§ Task goal:
Each record must be reproduced exactly as it is shown.

Stored data entries

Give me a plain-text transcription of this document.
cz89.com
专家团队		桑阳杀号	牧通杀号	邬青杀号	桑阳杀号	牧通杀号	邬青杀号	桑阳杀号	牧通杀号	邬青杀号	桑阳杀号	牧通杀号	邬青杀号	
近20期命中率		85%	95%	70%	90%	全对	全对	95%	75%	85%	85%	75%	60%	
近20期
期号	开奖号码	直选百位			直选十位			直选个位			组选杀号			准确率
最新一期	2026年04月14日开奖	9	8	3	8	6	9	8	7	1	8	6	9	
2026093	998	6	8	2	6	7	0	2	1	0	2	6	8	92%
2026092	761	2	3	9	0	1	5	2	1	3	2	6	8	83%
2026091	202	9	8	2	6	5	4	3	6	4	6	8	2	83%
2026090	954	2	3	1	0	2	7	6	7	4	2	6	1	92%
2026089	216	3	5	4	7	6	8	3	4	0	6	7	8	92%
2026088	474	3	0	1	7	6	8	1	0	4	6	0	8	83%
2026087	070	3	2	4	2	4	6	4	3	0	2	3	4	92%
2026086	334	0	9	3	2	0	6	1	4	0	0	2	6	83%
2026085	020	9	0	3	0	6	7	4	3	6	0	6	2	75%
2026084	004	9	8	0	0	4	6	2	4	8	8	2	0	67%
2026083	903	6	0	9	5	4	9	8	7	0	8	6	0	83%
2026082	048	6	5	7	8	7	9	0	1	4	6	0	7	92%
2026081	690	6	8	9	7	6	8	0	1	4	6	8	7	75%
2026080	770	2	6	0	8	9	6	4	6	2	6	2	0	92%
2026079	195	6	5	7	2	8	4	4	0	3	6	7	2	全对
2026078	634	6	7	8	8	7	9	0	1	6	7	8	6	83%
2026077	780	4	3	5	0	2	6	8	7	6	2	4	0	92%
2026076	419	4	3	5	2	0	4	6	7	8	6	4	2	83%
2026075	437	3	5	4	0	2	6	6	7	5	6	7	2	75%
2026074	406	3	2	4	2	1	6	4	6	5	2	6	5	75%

§ Task response:
Give me a plain-text transcription of this document.
cz89.com
专家团队		桑阳杀号	牧通杀号	邬青杀号	桑阳杀号	牧通杀号	邬青杀号	桑阳杀号	牧通杀号	邬青杀号	桑阳杀号	牧通杀号	邬青杀号	
近20期命中率		85%	95%	70%	90%	全对	全对	95%	75%	85%	85%	75%	60%	
近20期
期号	开奖号码	直选百位			直选十位			直选个位			组选杀号			准确率
最新一期	2026年04月14日开奖	9	8	3	8	6	9	8	7	1	8	6	9	
2026093	998	6	8	2	6	7	0	2	1	0	2	6	8	92%
2026092	761	2	3	9	0	1	5	2	1	3	2	6	8	83%
2026091	202	9	8	2	6	5	4	3	6	4	6	8	2	83%
2026090	954	2	3	1	0	2	7	6	7	4	2	6	1	92%
2026089	216	3	5	4	7	6	8	3	4	0	6	7	8	92%
2026088	474	3	0	1	7	6	8	1	0	4	6	0	8	83%
2026087	070	3	2	4	2	4	6	4	3	0	2	3	4	92%
2026086	334	0	9	3	2	0	6	1	4	0	0	2	6	83%
2026085	020	9	0	3	0	6	7	4	3	6	0	6	2	75%
2026084	004	9	8	0	0	4	6	2	4	8	8	2	0	67%
2026083	903	6	0	9	5	4	9	8	7	0	8	6	0	83%
2026082	048	6	5	7	8	7	9	0	1	4	6	0	7	92%
2026081	690	6	8	9	7	6	8	0	1	4	6	8	7	75%
2026080	770	2	6	0	8	9	6	4	6	2	6	2	0	92%
2026079	195	6	5	7	2	8	4	4	0	3	6	7	2	全对
2026078	634	6	7	8	8	7	9	0	1	6	7	8	6	83%
2026077	780	4	3	5	0	2	6	8	7	6	2	4	0	92%
2026076	419	4	3	5	2	0	4	6	7	8	6	4	2	83%
2026075	437	3	5	4	0	2	6	6	7	5	6	7	2	75%
2026074	406	3	2	4	2	1	6	4	6	5	2	6	5	75%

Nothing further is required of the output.